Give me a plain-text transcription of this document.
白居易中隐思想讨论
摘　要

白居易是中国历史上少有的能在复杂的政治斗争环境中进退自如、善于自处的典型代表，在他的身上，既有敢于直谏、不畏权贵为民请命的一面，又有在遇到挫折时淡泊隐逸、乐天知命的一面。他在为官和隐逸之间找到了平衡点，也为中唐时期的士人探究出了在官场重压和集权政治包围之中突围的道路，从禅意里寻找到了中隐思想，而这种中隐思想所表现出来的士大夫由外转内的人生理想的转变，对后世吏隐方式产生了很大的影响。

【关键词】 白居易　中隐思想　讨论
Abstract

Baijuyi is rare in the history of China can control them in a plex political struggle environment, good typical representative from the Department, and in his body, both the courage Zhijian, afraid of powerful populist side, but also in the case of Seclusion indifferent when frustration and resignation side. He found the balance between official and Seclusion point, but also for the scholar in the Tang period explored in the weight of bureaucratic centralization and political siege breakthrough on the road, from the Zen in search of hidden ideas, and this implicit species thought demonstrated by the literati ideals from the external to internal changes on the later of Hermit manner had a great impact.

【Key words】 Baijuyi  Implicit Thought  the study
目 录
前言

--

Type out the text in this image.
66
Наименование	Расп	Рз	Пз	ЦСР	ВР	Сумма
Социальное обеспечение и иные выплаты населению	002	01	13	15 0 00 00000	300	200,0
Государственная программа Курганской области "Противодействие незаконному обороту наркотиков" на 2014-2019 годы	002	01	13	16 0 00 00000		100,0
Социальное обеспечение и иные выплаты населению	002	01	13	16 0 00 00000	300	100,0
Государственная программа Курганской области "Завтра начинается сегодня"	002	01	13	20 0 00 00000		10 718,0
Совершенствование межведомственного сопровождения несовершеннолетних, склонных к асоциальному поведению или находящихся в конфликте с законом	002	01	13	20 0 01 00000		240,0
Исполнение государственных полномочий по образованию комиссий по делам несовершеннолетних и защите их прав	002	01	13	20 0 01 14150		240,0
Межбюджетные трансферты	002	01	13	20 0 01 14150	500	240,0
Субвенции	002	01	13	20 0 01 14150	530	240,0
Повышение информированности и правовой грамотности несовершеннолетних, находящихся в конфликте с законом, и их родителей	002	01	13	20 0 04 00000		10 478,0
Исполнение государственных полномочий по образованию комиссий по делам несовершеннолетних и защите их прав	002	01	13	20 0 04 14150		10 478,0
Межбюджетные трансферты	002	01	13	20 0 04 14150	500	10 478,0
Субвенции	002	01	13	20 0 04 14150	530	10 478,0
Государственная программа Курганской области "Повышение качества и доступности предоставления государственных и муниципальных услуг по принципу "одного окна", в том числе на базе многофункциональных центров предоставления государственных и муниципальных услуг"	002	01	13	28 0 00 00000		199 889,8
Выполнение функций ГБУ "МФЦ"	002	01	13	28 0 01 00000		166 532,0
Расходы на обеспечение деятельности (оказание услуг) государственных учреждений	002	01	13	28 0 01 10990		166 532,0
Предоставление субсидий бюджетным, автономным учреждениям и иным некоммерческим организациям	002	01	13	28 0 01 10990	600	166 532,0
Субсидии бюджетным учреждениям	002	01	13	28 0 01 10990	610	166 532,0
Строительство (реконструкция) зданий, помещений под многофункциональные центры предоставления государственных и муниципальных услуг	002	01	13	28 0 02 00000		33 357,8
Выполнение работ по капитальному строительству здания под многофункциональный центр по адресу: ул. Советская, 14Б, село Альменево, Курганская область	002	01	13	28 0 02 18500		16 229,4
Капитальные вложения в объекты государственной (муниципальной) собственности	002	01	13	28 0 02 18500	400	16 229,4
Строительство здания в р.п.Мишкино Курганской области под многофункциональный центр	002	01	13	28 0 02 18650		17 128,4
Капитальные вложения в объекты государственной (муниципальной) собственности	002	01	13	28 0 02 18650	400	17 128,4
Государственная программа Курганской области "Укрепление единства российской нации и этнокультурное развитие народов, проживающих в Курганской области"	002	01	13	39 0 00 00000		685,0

* Instructions for the task
Write down every line of the data above that includes the string "выплаты".

* Task output
Социальное обеспечение и иные выплаты населению	002	01	13	15 0 00 00000	300	200,0
Социальное обеспечение и иные выплаты населению	002	01	13	16 0 00 00000	300	100,0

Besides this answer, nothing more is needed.